— BEGIN Exercise data —

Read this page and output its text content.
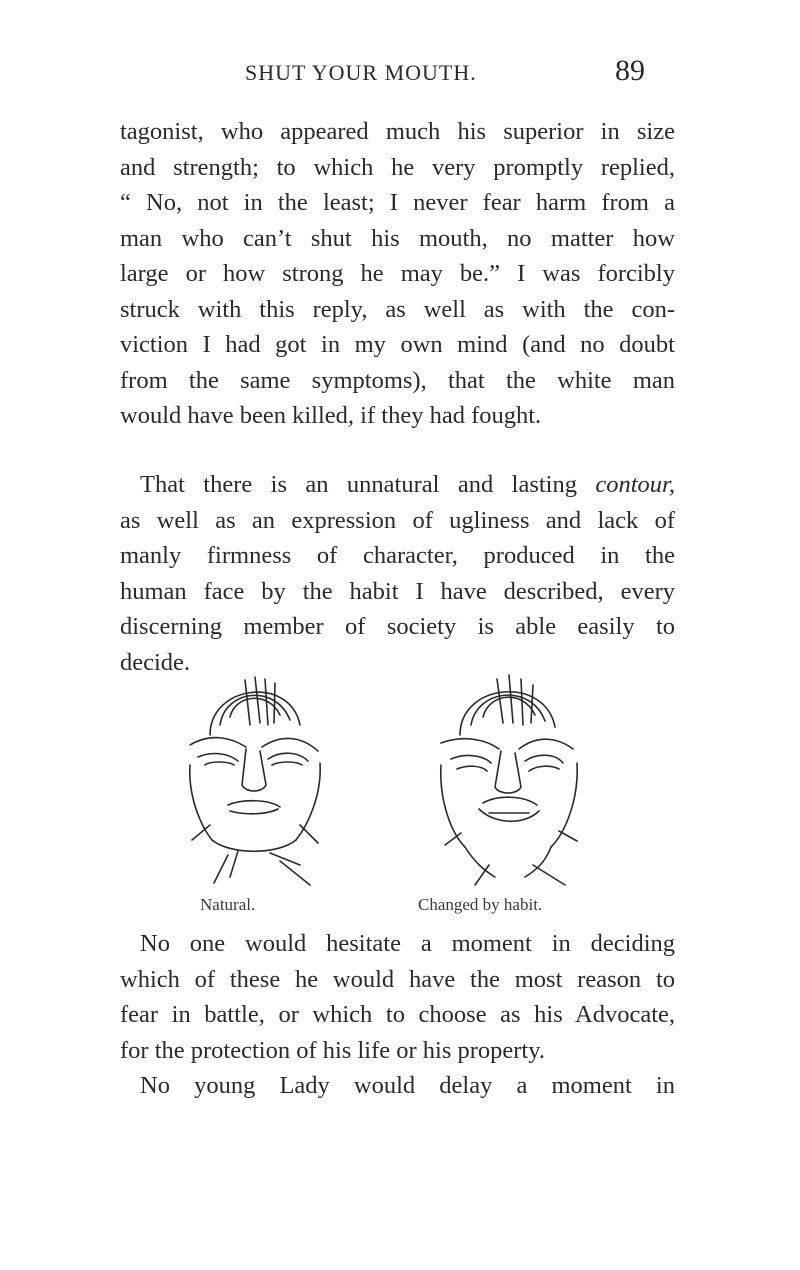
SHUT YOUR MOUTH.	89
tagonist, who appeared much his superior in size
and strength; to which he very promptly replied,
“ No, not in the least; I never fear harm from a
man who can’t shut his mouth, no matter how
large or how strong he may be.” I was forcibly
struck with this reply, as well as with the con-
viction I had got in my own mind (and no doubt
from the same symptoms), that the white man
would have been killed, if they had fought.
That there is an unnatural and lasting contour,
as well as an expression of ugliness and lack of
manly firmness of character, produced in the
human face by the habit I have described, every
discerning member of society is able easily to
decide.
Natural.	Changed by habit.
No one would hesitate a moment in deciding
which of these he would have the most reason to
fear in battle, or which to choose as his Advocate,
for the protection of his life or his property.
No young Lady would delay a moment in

— END Exercise data —
— BEGIN Exercise data —

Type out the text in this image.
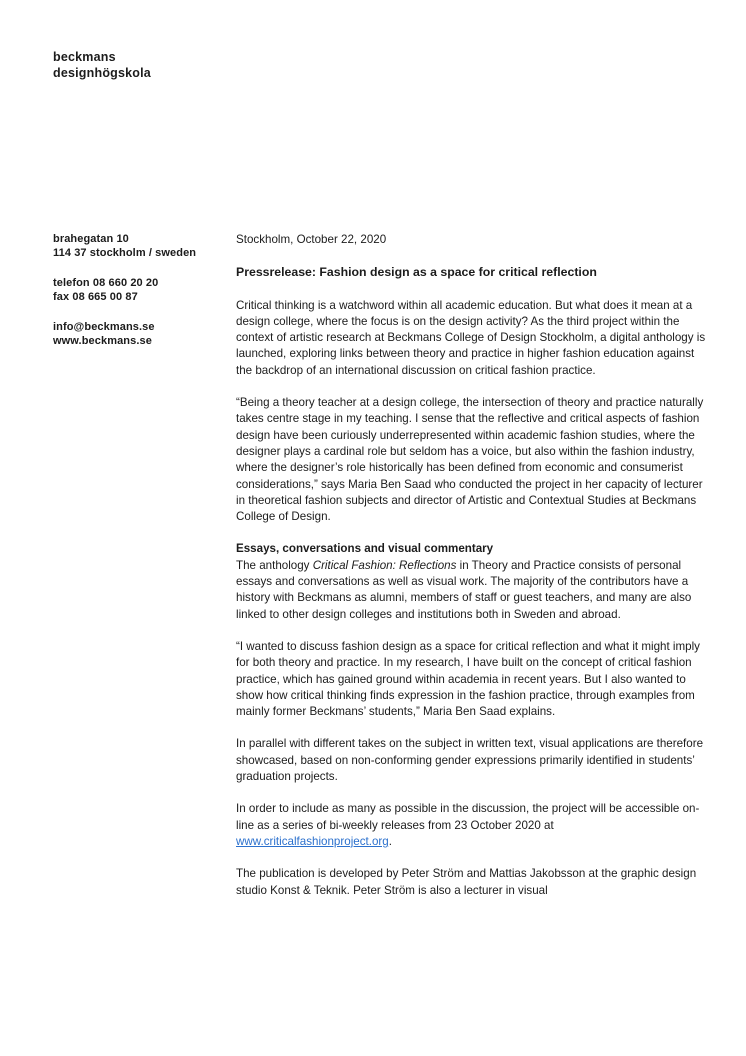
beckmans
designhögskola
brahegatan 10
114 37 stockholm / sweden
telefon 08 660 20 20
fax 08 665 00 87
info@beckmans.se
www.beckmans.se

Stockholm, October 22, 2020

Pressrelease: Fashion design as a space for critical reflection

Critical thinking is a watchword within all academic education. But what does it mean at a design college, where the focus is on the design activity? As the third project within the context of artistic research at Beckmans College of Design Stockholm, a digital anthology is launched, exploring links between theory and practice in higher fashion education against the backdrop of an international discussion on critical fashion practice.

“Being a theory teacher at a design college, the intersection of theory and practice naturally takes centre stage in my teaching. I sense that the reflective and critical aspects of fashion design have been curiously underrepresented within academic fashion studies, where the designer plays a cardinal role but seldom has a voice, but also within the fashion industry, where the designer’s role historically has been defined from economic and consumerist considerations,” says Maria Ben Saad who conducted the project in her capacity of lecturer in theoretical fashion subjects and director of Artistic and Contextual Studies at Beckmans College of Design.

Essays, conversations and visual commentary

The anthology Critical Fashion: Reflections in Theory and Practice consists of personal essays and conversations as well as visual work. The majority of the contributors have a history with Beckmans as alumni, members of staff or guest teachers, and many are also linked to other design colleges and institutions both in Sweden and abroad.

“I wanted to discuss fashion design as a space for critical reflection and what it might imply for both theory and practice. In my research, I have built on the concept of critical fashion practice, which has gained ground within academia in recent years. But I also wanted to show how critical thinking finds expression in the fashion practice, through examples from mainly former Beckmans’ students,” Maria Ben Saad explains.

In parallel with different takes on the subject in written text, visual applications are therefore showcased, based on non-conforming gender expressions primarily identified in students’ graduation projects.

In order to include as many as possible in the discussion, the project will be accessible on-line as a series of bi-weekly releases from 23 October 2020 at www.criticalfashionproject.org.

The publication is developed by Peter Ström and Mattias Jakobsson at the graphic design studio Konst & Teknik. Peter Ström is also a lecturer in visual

— END Exercise data —

Requirements:
Locate the word "conversations" in the entries, and copy every line where it is found.

Response for this exercise:
Essays, conversations and visual commentary
The anthology Critical Fashion: Reflections in Theory and Practice consists of personal essays and conversations as well as visual work. The majority of the contributors have a history with Beckmans as alumni, members of staff or guest teachers, and many are also linked to other design colleges and institutions both in Sweden and abroad.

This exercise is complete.